--- START OF Data lines ---

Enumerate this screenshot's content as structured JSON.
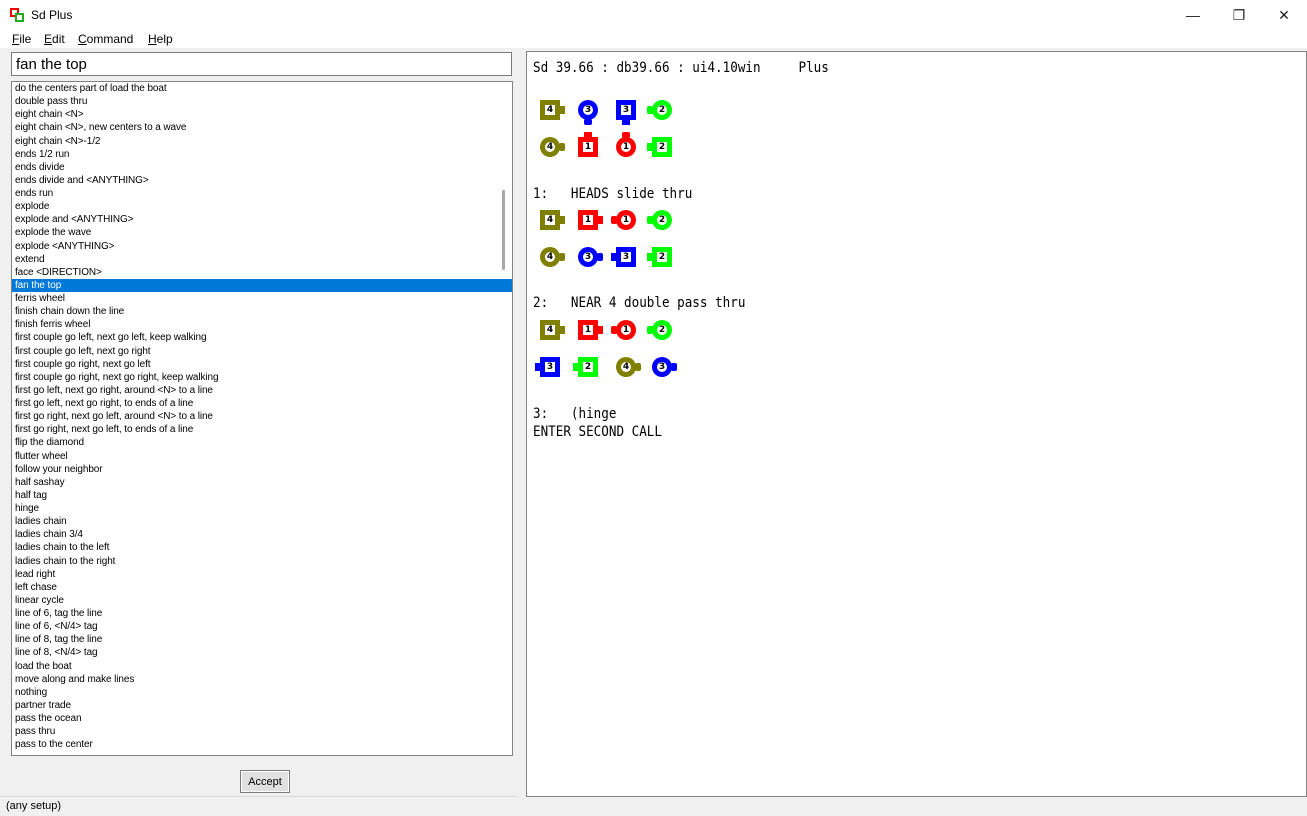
{
  "window": {
    "title": "Sd Plus",
    "minimize": "—",
    "maximize": "❐",
    "close": "✕"
  },
  "menu": [
    {
      "u": "F",
      "rest": "ile"
    },
    {
      "u": "E",
      "rest": "dit"
    },
    {
      "u": "C",
      "rest": "ommand"
    },
    {
      "u": "H",
      "rest": "elp"
    }
  ],
  "command_input": {
    "value": "fan the top"
  },
  "calls": [
    "do the centers part of load the boat",
    "double pass thru",
    "eight chain <N>",
    "eight chain <N>, new centers to a wave",
    "eight chain <N>-1/2",
    "ends 1/2 run",
    "ends divide",
    "ends divide and <ANYTHING>",
    "ends run",
    "explode",
    "explode and <ANYTHING>",
    "explode the wave",
    "explode <ANYTHING>",
    "extend",
    "face <DIRECTION>",
    "fan the top",
    "ferris wheel",
    "finish chain down the line",
    "finish ferris wheel",
    "first couple go left, next go left, keep walking",
    "first couple go left, next go right",
    "first couple go right, next go left",
    "first couple go right, next go right, keep walking",
    "first go left, next go right, around <N> to a line",
    "first go left, next go right, to ends of a line",
    "first go right, next go left, around <N> to a line",
    "first go right, next go left, to ends of a line",
    "flip the diamond",
    "flutter wheel",
    "follow your neighbor",
    "half sashay",
    "half tag",
    "hinge",
    "ladies chain",
    "ladies chain 3/4",
    "ladies chain to the left",
    "ladies chain to the right",
    "lead right",
    "left chase",
    "linear cycle",
    "line of 6, tag the line",
    "line of 6, <N/4> tag",
    "line of 8, tag the line",
    "line of 8, <N/4> tag",
    "load the boat",
    "move along and make lines",
    "nothing",
    "partner trade",
    "pass the ocean",
    "pass thru",
    "pass to the center"
  ],
  "selected_call": "fan the top",
  "accept_label": "Accept",
  "status_text": "(any setup)",
  "colors": {
    "c1": "#ff0000",
    "c2": "#00ff00",
    "c3": "#0000ff",
    "c4": "#808000",
    "select": "#0078d7"
  },
  "output": {
    "header": "Sd 39.66 : db39.66 : ui4.10win     Plus",
    "call1": "1:   HEADS slide thru",
    "call2": "2:   NEAR 4 double pass thru",
    "call3": "3:   (hinge",
    "prompt": "ENTER SECOND CALL"
  },
  "formations": [
    [
      [
        {
          "n": "4",
          "s": "sq",
          "d": "right"
        },
        {
          "n": "3",
          "s": "ci",
          "d": "down"
        },
        {
          "n": "3",
          "s": "sq",
          "d": "down"
        },
        {
          "n": "2",
          "s": "ci",
          "d": "left"
        }
      ],
      [
        {
          "n": "4",
          "s": "ci",
          "d": "right"
        },
        {
          "n": "1",
          "s": "sq",
          "d": "up"
        },
        {
          "n": "1",
          "s": "ci",
          "d": "up"
        },
        {
          "n": "2",
          "s": "sq",
          "d": "left"
        }
      ]
    ],
    [
      [
        {
          "n": "4",
          "s": "sq",
          "d": "right"
        },
        {
          "n": "1",
          "s": "sq",
          "d": "right"
        },
        {
          "n": "1",
          "s": "ci",
          "d": "left"
        },
        {
          "n": "2",
          "s": "ci",
          "d": "left"
        }
      ],
      [
        {
          "n": "4",
          "s": "ci",
          "d": "right"
        },
        {
          "n": "3",
          "s": "ci",
          "d": "right"
        },
        {
          "n": "3",
          "s": "sq",
          "d": "left"
        },
        {
          "n": "2",
          "s": "sq",
          "d": "left"
        }
      ]
    ],
    [
      [
        {
          "n": "4",
          "s": "sq",
          "d": "right"
        },
        {
          "n": "1",
          "s": "sq",
          "d": "right"
        },
        {
          "n": "1",
          "s": "ci",
          "d": "left"
        },
        {
          "n": "2",
          "s": "ci",
          "d": "left"
        }
      ],
      [
        {
          "n": "3",
          "s": "sq",
          "d": "left"
        },
        {
          "n": "2",
          "s": "sq",
          "d": "left"
        },
        {
          "n": "4",
          "s": "ci",
          "d": "right"
        },
        {
          "n": "3",
          "s": "ci",
          "d": "right"
        }
      ]
    ]
  ]
}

--- END OF Data lines ---

_The exercise_:
Output the records above exactly; leave out the pictures.

_Response to the exercise_:
Enumerate this screenshot's content as structured JSON.
{
  "window": {
    "title": "Sd Plus",
    "minimize": "—",
    "maximize": "❐",
    "close": "✕"
  },
  "menu": [
    {
      "u": "F",
      "rest": "ile"
    },
    {
      "u": "E",
      "rest": "dit"
    },
    {
      "u": "C",
      "rest": "ommand"
    },
    {
      "u": "H",
      "rest": "elp"
    }
  ],
  "command_input": {
    "value": "fan the top"
  },
  "calls": [
    "do the centers part of load the boat",
    "double pass thru",
    "eight chain <N>",
    "eight chain <N>, new centers to a wave",
    "eight chain <N>-1/2",
    "ends 1/2 run",
    "ends divide",
    "ends divide and <ANYTHING>",
    "ends run",
    "explode",
    "explode and <ANYTHING>",
    "explode the wave",
    "explode <ANYTHING>",
    "extend",
    "face <DIRECTION>",
    "fan the top",
    "ferris wheel",
    "finish chain down the line",
    "finish ferris wheel",
    "first couple go left, next go left, keep walking",
    "first couple go left, next go right",
    "first couple go right, next go left",
    "first couple go right, next go right, keep walking",
    "first go left, next go right, around <N> to a line",
    "first go left, next go right, to ends of a line",
    "first go right, next go left, around <N> to a line",
    "first go right, next go left, to ends of a line",
    "flip the diamond",
    "flutter wheel",
    "follow your neighbor",
    "half sashay",
    "half tag",
    "hinge",
    "ladies chain",
    "ladies chain 3/4",
    "ladies chain to the left",
    "ladies chain to the right",
    "lead right",
    "left chase",
    "linear cycle",
    "line of 6, tag the line",
    "line of 6, <N/4> tag",
    "line of 8, tag the line",
    "line of 8, <N/4> tag",
    "load the boat",
    "move along and make lines",
    "nothing",
    "partner trade",
    "pass the ocean",
    "pass thru",
    "pass to the center"
  ],
  "selected_call": "fan the top",
  "accept_label": "Accept",
  "status_text": "(any setup)",
  "colors": {
    "c1": "#ff0000",
    "c2": "#00ff00",
    "c3": "#0000ff",
    "c4": "#808000",
    "select": "#0078d7"
  },
  "output": {
    "header": "Sd 39.66 : db39.66 : ui4.10win     Plus",
    "call1": "1:   HEADS slide thru",
    "call2": "2:   NEAR 4 double pass thru",
    "call3": "3:   (hinge",
    "prompt": "ENTER SECOND CALL"
  },
  "formations": [
    [
      [
        {
          "n": "4",
          "s": "sq",
          "d": "right"
        },
        {
          "n": "3",
          "s": "ci",
          "d": "down"
        },
        {
          "n": "3",
          "s": "sq",
          "d": "down"
        },
        {
          "n": "2",
          "s": "ci",
          "d": "left"
        }
      ],
      [
        {
          "n": "4",
          "s": "ci",
          "d": "right"
        },
        {
          "n": "1",
          "s": "sq",
          "d": "up"
        },
        {
          "n": "1",
          "s": "ci",
          "d": "up"
        },
        {
          "n": "2",
          "s": "sq",
          "d": "left"
        }
      ]
    ],
    [
      [
        {
          "n": "4",
          "s": "sq",
          "d": "right"
        },
        {
          "n": "1",
          "s": "sq",
          "d": "right"
        },
        {
          "n": "1",
          "s": "ci",
          "d": "left"
        },
        {
          "n": "2",
          "s": "ci",
          "d": "left"
        }
      ],
      [
        {
          "n": "4",
          "s": "ci",
          "d": "right"
        },
        {
          "n": "3",
          "s": "ci",
          "d": "right"
        },
        {
          "n": "3",
          "s": "sq",
          "d": "left"
        },
        {
          "n": "2",
          "s": "sq",
          "d": "left"
        }
      ]
    ],
    [
      [
        {
          "n": "4",
          "s": "sq",
          "d": "right"
        },
        {
          "n": "1",
          "s": "sq",
          "d": "right"
        },
        {
          "n": "1",
          "s": "ci",
          "d": "left"
        },
        {
          "n": "2",
          "s": "ci",
          "d": "left"
        }
      ],
      [
        {
          "n": "3",
          "s": "sq",
          "d": "left"
        },
        {
          "n": "2",
          "s": "sq",
          "d": "left"
        },
        {
          "n": "4",
          "s": "ci",
          "d": "right"
        },
        {
          "n": "3",
          "s": "ci",
          "d": "right"
        }
      ]
    ]
  ]
}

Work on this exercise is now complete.